■ **Stored records**

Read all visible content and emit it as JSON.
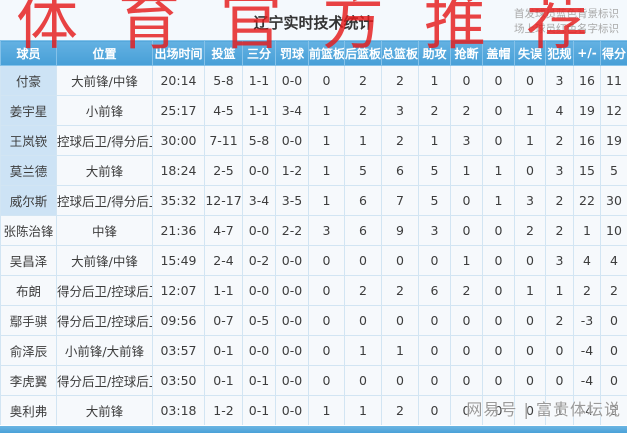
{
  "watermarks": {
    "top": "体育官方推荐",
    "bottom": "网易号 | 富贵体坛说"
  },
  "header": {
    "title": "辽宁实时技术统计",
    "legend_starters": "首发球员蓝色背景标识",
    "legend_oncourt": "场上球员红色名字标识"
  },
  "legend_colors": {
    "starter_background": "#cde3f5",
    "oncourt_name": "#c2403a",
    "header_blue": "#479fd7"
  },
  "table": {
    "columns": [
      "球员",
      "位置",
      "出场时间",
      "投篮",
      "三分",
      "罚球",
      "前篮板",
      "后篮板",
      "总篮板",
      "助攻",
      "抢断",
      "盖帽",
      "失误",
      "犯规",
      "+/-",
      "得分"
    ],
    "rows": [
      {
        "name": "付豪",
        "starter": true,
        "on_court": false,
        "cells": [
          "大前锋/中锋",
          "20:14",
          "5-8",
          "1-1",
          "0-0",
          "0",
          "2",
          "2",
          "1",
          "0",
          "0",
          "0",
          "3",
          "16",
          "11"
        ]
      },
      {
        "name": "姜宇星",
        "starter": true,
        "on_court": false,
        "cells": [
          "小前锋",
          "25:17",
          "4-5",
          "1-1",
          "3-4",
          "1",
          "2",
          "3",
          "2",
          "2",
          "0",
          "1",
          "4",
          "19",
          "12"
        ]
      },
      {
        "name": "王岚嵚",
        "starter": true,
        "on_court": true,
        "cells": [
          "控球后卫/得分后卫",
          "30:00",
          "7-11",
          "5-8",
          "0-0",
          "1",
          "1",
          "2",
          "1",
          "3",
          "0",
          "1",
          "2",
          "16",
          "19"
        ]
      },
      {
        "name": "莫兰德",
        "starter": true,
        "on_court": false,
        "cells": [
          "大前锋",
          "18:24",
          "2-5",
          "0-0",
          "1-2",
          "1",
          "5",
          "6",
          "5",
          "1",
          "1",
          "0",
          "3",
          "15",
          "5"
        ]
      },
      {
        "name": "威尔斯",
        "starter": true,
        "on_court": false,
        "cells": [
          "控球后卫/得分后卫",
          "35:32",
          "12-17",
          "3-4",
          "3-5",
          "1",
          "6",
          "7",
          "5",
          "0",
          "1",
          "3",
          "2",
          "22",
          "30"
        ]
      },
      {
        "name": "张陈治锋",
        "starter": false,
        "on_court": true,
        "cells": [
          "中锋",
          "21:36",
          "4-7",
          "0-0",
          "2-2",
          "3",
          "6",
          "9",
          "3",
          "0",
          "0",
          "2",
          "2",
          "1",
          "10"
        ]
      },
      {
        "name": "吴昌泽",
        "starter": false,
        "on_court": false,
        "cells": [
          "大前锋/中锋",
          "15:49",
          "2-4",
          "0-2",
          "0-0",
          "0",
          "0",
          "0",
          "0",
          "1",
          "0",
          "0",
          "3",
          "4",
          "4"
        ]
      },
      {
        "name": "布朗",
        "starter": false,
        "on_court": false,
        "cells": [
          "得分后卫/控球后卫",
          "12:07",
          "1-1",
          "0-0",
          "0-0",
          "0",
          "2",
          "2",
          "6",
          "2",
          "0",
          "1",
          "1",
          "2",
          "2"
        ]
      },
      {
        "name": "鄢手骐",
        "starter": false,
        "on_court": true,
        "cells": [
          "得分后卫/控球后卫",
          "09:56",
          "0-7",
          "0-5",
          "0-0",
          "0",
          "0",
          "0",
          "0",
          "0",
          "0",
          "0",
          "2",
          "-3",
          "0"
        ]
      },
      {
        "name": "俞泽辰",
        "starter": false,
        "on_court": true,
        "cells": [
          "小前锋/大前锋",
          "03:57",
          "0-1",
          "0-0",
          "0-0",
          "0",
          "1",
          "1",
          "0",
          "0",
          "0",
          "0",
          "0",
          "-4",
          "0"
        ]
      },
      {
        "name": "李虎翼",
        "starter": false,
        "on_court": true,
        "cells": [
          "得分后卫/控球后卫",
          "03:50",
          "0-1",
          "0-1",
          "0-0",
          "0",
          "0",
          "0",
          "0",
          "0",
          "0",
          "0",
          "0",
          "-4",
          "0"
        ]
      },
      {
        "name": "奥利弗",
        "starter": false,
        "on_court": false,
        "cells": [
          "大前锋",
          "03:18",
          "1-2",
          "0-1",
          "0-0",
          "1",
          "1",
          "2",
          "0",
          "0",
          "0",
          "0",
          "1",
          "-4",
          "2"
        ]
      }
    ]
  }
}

■ **Task description**
Every record above should be transcribed exactly; the pictures stay out of the copy.

■ **The response**
Read all visible content and emit it as JSON.
{
  "watermarks": {
    "top": "体育官方推荐",
    "bottom": "网易号 | 富贵体坛说"
  },
  "header": {
    "title": "辽宁实时技术统计",
    "legend_starters": "首发球员蓝色背景标识",
    "legend_oncourt": "场上球员红色名字标识"
  },
  "legend_colors": {
    "starter_background": "#cde3f5",
    "oncourt_name": "#c2403a",
    "header_blue": "#479fd7"
  },
  "table": {
    "columns": [
      "球员",
      "位置",
      "出场时间",
      "投篮",
      "三分",
      "罚球",
      "前篮板",
      "后篮板",
      "总篮板",
      "助攻",
      "抢断",
      "盖帽",
      "失误",
      "犯规",
      "+/-",
      "得分"
    ],
    "rows": [
      {
        "name": "付豪",
        "starter": true,
        "on_court": false,
        "cells": [
          "大前锋/中锋",
          "20:14",
          "5-8",
          "1-1",
          "0-0",
          "0",
          "2",
          "2",
          "1",
          "0",
          "0",
          "0",
          "3",
          "16",
          "11"
        ]
      },
      {
        "name": "姜宇星",
        "starter": true,
        "on_court": false,
        "cells": [
          "小前锋",
          "25:17",
          "4-5",
          "1-1",
          "3-4",
          "1",
          "2",
          "3",
          "2",
          "2",
          "0",
          "1",
          "4",
          "19",
          "12"
        ]
      },
      {
        "name": "王岚嵚",
        "starter": true,
        "on_court": true,
        "cells": [
          "控球后卫/得分后卫",
          "30:00",
          "7-11",
          "5-8",
          "0-0",
          "1",
          "1",
          "2",
          "1",
          "3",
          "0",
          "1",
          "2",
          "16",
          "19"
        ]
      },
      {
        "name": "莫兰德",
        "starter": true,
        "on_court": false,
        "cells": [
          "大前锋",
          "18:24",
          "2-5",
          "0-0",
          "1-2",
          "1",
          "5",
          "6",
          "5",
          "1",
          "1",
          "0",
          "3",
          "15",
          "5"
        ]
      },
      {
        "name": "威尔斯",
        "starter": true,
        "on_court": false,
        "cells": [
          "控球后卫/得分后卫",
          "35:32",
          "12-17",
          "3-4",
          "3-5",
          "1",
          "6",
          "7",
          "5",
          "0",
          "1",
          "3",
          "2",
          "22",
          "30"
        ]
      },
      {
        "name": "张陈治锋",
        "starter": false,
        "on_court": true,
        "cells": [
          "中锋",
          "21:36",
          "4-7",
          "0-0",
          "2-2",
          "3",
          "6",
          "9",
          "3",
          "0",
          "0",
          "2",
          "2",
          "1",
          "10"
        ]
      },
      {
        "name": "吴昌泽",
        "starter": false,
        "on_court": false,
        "cells": [
          "大前锋/中锋",
          "15:49",
          "2-4",
          "0-2",
          "0-0",
          "0",
          "0",
          "0",
          "0",
          "1",
          "0",
          "0",
          "3",
          "4",
          "4"
        ]
      },
      {
        "name": "布朗",
        "starter": false,
        "on_court": false,
        "cells": [
          "得分后卫/控球后卫",
          "12:07",
          "1-1",
          "0-0",
          "0-0",
          "0",
          "2",
          "2",
          "6",
          "2",
          "0",
          "1",
          "1",
          "2",
          "2"
        ]
      },
      {
        "name": "鄢手骐",
        "starter": false,
        "on_court": true,
        "cells": [
          "得分后卫/控球后卫",
          "09:56",
          "0-7",
          "0-5",
          "0-0",
          "0",
          "0",
          "0",
          "0",
          "0",
          "0",
          "0",
          "2",
          "-3",
          "0"
        ]
      },
      {
        "name": "俞泽辰",
        "starter": false,
        "on_court": true,
        "cells": [
          "小前锋/大前锋",
          "03:57",
          "0-1",
          "0-0",
          "0-0",
          "0",
          "1",
          "1",
          "0",
          "0",
          "0",
          "0",
          "0",
          "-4",
          "0"
        ]
      },
      {
        "name": "李虎翼",
        "starter": false,
        "on_court": true,
        "cells": [
          "得分后卫/控球后卫",
          "03:50",
          "0-1",
          "0-1",
          "0-0",
          "0",
          "0",
          "0",
          "0",
          "0",
          "0",
          "0",
          "0",
          "-4",
          "0"
        ]
      },
      {
        "name": "奥利弗",
        "starter": false,
        "on_court": false,
        "cells": [
          "大前锋",
          "03:18",
          "1-2",
          "0-1",
          "0-0",
          "1",
          "1",
          "2",
          "0",
          "0",
          "0",
          "0",
          "1",
          "-4",
          "2"
        ]
      }
    ]
  }
}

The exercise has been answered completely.